Data records:
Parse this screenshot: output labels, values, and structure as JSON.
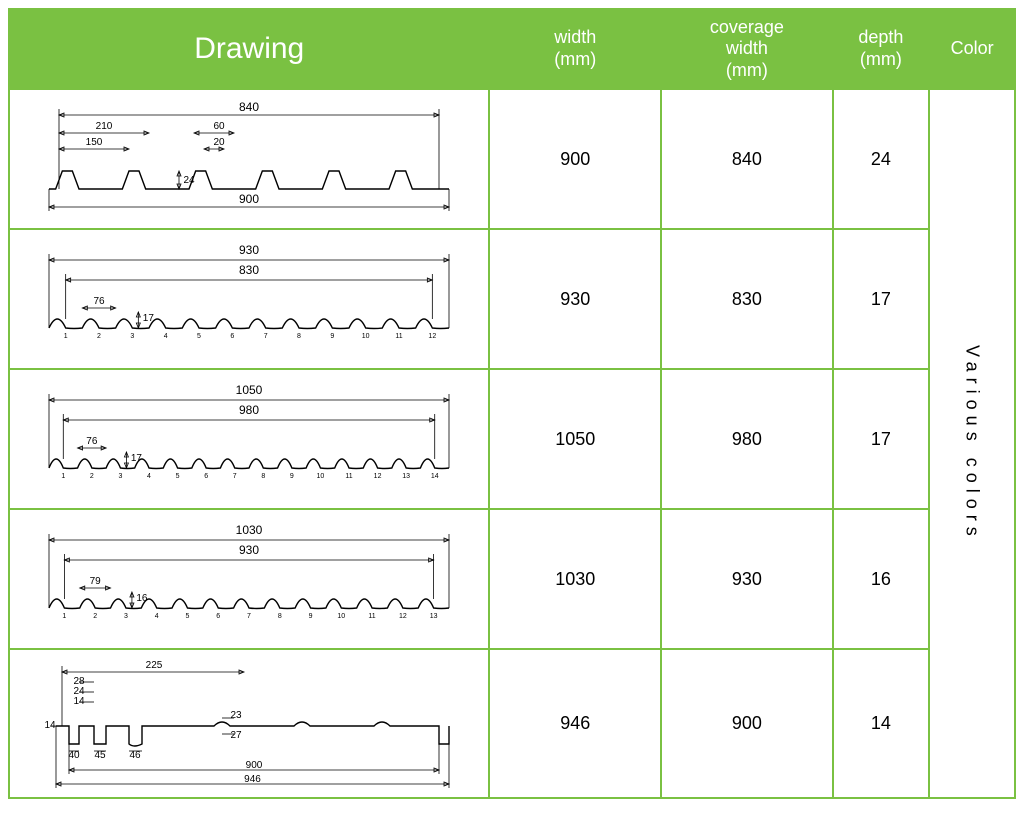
{
  "header": {
    "drawing": "Drawing",
    "width": "width\n(mm)",
    "coverage": "coverage\nwidth\n(mm)",
    "depth": "depth\n(mm)",
    "color": "Color"
  },
  "colors": {
    "header_bg": "#7ac142",
    "header_fg": "#ffffff",
    "border": "#7ac142",
    "cell_bg": "#ffffff",
    "cell_fg": "#000000"
  },
  "color_cell_text": "Various colors",
  "rows": [
    {
      "width": "900",
      "coverage": "840",
      "depth": "24",
      "drawing": {
        "type": "trapezoid",
        "top_dim": "840",
        "bottom_dim": "900",
        "left1": "210",
        "left2": "150",
        "mid_top": "60",
        "mid_inner": "20",
        "height": "24"
      }
    },
    {
      "width": "930",
      "coverage": "830",
      "depth": "17",
      "drawing": {
        "type": "corrugated",
        "waves": 12,
        "top_dim": "930",
        "inner_dim": "830",
        "pitch": "76",
        "height": "17"
      }
    },
    {
      "width": "1050",
      "coverage": "980",
      "depth": "17",
      "drawing": {
        "type": "corrugated",
        "waves": 14,
        "top_dim": "1050",
        "inner_dim": "980",
        "pitch": "76",
        "height": "17"
      }
    },
    {
      "width": "1030",
      "coverage": "930",
      "depth": "16",
      "drawing": {
        "type": "corrugated",
        "waves": 13,
        "top_dim": "1030",
        "inner_dim": "930",
        "pitch": "79",
        "height": "16"
      }
    },
    {
      "width": "946",
      "coverage": "900",
      "depth": "14",
      "drawing": {
        "type": "special",
        "top_dim": "225",
        "a": "28",
        "b": "24",
        "c": "14",
        "lead": "14",
        "g1": "40",
        "g2": "45",
        "g3": "46",
        "mid1": "23",
        "mid2": "27",
        "bottom1": "900",
        "bottom2": "946",
        "bumps": 4
      }
    }
  ]
}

> Task objective: Write the records above out again exactly, with no pictures in your copy.

> Completed task:
Parse this screenshot: output labels, values, and structure as JSON.
{
  "header": {
    "drawing": "Drawing",
    "width": "width\n(mm)",
    "coverage": "coverage\nwidth\n(mm)",
    "depth": "depth\n(mm)",
    "color": "Color"
  },
  "colors": {
    "header_bg": "#7ac142",
    "header_fg": "#ffffff",
    "border": "#7ac142",
    "cell_bg": "#ffffff",
    "cell_fg": "#000000"
  },
  "color_cell_text": "Various colors",
  "rows": [
    {
      "width": "900",
      "coverage": "840",
      "depth": "24",
      "drawing": {
        "type": "trapezoid",
        "top_dim": "840",
        "bottom_dim": "900",
        "left1": "210",
        "left2": "150",
        "mid_top": "60",
        "mid_inner": "20",
        "height": "24"
      }
    },
    {
      "width": "930",
      "coverage": "830",
      "depth": "17",
      "drawing": {
        "type": "corrugated",
        "waves": 12,
        "top_dim": "930",
        "inner_dim": "830",
        "pitch": "76",
        "height": "17"
      }
    },
    {
      "width": "1050",
      "coverage": "980",
      "depth": "17",
      "drawing": {
        "type": "corrugated",
        "waves": 14,
        "top_dim": "1050",
        "inner_dim": "980",
        "pitch": "76",
        "height": "17"
      }
    },
    {
      "width": "1030",
      "coverage": "930",
      "depth": "16",
      "drawing": {
        "type": "corrugated",
        "waves": 13,
        "top_dim": "1030",
        "inner_dim": "930",
        "pitch": "79",
        "height": "16"
      }
    },
    {
      "width": "946",
      "coverage": "900",
      "depth": "14",
      "drawing": {
        "type": "special",
        "top_dim": "225",
        "a": "28",
        "b": "24",
        "c": "14",
        "lead": "14",
        "g1": "40",
        "g2": "45",
        "g3": "46",
        "mid1": "23",
        "mid2": "27",
        "bottom1": "900",
        "bottom2": "946",
        "bumps": 4
      }
    }
  ]
}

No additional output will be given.